→ TASK DETAILS: Output exactly the lines from the line with "What's the underlying" through the end of the records below. Include nothing else.

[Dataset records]
════════════════

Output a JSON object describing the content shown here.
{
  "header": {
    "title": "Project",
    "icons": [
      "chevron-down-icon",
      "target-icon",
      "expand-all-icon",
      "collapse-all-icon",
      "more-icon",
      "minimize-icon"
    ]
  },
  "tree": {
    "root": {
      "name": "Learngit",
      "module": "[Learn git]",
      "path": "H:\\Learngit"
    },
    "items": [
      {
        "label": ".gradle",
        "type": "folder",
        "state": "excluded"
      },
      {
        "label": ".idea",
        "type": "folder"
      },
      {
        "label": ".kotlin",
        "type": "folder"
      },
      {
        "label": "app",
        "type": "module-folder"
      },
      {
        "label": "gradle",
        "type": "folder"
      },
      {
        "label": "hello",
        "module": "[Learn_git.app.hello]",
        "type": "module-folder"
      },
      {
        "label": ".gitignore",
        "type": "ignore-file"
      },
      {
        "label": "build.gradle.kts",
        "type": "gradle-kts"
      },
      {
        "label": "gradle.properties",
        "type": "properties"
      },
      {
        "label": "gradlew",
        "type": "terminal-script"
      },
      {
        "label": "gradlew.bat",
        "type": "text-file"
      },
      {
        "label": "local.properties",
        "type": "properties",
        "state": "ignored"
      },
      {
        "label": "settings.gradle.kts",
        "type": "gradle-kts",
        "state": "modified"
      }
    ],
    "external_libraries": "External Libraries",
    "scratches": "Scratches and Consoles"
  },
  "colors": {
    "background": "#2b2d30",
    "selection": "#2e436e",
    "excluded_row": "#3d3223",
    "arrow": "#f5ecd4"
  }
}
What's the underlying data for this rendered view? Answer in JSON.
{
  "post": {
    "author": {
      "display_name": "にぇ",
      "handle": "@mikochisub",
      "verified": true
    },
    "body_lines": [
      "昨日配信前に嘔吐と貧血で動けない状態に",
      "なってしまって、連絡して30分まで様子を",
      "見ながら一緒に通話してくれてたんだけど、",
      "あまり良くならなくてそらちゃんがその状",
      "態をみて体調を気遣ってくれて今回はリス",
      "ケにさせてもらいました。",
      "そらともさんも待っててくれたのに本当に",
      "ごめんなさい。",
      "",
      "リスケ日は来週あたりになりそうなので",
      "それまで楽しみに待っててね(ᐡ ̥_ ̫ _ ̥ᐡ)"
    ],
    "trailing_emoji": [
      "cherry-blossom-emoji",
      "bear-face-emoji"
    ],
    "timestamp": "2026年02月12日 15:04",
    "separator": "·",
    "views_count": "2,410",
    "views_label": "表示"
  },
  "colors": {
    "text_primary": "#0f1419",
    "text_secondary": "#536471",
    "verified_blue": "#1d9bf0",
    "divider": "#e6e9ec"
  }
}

════════════════

→ SOLUTION FOR THIS TASK:
What's the underlying data for this rendered view? Answer in JSON.
{
  "post": {
    "author": {
      "display_name": "にぇ",
      "handle": "@mikochisub",
      "verified": true
    },
    "body_lines": [
      "昨日配信前に嘔吐と貧血で動けない状態に",
      "なってしまって、連絡して30分まで様子を",
      "見ながら一緒に通話してくれてたんだけど、",
      "あまり良くならなくてそらちゃんがその状",
      "態をみて体調を気遣ってくれて今回はリス",
      "ケにさせてもらいました。",
      "そらともさんも待っててくれたのに本当に",
      "ごめんなさい。",
      "",
      "リスケ日は来週あたりになりそうなので",
      "それまで楽しみに待っててね(ᐡ ̥_ ̫ _ ̥ᐡ)"
    ],
    "trailing_emoji": [
      "cherry-blossom-emoji",
      "bear-face-emoji"
    ],
    "timestamp": "2026年02月12日 15:04",
    "separator": "·",
    "views_count": "2,410",
    "views_label": "表示"
  },
  "colors": {
    "text_primary": "#0f1419",
    "text_secondary": "#536471",
    "verified_blue": "#1d9bf0",
    "divider": "#e6e9ec"
  }
}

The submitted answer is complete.